## Directions for this task
Take the entries below and give them back exactly. Leave out nothing.

## Excerpted records
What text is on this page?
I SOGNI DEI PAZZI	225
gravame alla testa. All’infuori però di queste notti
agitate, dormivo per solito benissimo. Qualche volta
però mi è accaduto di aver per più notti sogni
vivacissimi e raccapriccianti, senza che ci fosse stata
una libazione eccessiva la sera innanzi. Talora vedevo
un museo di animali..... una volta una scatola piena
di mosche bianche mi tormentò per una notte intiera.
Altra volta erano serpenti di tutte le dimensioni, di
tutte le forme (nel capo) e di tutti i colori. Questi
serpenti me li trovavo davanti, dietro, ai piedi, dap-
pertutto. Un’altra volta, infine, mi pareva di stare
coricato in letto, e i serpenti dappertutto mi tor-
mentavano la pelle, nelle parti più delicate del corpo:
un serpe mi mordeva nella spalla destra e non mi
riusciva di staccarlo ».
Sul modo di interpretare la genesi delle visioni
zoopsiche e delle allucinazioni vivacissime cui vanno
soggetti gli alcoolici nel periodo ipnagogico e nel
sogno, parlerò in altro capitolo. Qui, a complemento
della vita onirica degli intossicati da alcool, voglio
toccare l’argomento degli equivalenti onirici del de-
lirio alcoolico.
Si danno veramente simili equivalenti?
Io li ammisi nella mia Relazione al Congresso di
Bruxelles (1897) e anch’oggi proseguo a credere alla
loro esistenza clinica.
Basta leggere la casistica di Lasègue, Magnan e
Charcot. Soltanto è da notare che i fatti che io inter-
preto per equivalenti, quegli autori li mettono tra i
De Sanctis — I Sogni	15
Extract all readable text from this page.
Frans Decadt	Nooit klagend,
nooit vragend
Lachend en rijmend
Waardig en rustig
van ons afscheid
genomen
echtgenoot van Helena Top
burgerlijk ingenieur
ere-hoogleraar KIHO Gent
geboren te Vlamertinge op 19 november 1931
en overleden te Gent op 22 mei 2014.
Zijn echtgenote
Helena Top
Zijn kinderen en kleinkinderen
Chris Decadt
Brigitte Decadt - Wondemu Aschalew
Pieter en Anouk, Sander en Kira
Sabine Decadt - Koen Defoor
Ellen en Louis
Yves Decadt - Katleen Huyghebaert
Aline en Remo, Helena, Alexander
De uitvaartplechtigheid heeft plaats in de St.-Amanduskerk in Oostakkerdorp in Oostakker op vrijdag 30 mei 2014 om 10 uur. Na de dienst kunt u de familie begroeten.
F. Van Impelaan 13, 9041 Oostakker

## Response box
What text is on this page?
I SOGNI DEI PAZZI	225
gravame alla testa. All’infuori però di queste notti
agitate, dormivo per solito benissimo. Qualche volta
però mi è accaduto di aver per più notti sogni
vivacissimi e raccapriccianti, senza che ci fosse stata
una libazione eccessiva la sera innanzi. Talora vedevo
un museo di animali..... una volta una scatola piena
di mosche bianche mi tormentò per una notte intiera.
Altra volta erano serpenti di tutte le dimensioni, di
tutte le forme (nel capo) e di tutti i colori. Questi
serpenti me li trovavo davanti, dietro, ai piedi, dap-
pertutto. Un’altra volta, infine, mi pareva di stare
coricato in letto, e i serpenti dappertutto mi tor-
mentavano la pelle, nelle parti più delicate del corpo:
un serpe mi mordeva nella spalla destra e non mi
riusciva di staccarlo ».
Sul modo di interpretare la genesi delle visioni
zoopsiche e delle allucinazioni vivacissime cui vanno
soggetti gli alcoolici nel periodo ipnagogico e nel
sogno, parlerò in altro capitolo. Qui, a complemento
della vita onirica degli intossicati da alcool, voglio
toccare l’argomento degli equivalenti onirici del de-
lirio alcoolico.
Si danno veramente simili equivalenti?
Io li ammisi nella mia Relazione al Congresso di
Bruxelles (1897) e anch’oggi proseguo a credere alla
loro esistenza clinica.
Basta leggere la casistica di Lasègue, Magnan e
Charcot. Soltanto è da notare che i fatti che io inter-
preto per equivalenti, quegli autori li mettono tra i
De Sanctis — I Sogni	15
Extract all readable text from this page.
Frans Decadt	Nooit klagend,
nooit vragend
Lachend en rijmend
Waardig en rustig
van ons afscheid
genomen
echtgenoot van Helena Top
burgerlijk ingenieur
ere-hoogleraar KIHO Gent
geboren te Vlamertinge op 19 november 1931
en overleden te Gent op 22 mei 2014.
Zijn echtgenote
Helena Top
Zijn kinderen en kleinkinderen
Chris Decadt
Brigitte Decadt - Wondemu Aschalew
Pieter en Anouk, Sander en Kira
Sabine Decadt - Koen Defoor
Ellen en Louis
Yves Decadt - Katleen Huyghebaert
Aline en Remo, Helena, Alexander
De uitvaartplechtigheid heeft plaats in de St.-Amanduskerk in Oostakkerdorp in Oostakker op vrijdag 30 mei 2014 om 10 uur. Na de dienst kunt u de familie begroeten.
F. Van Impelaan 13, 9041 Oostakker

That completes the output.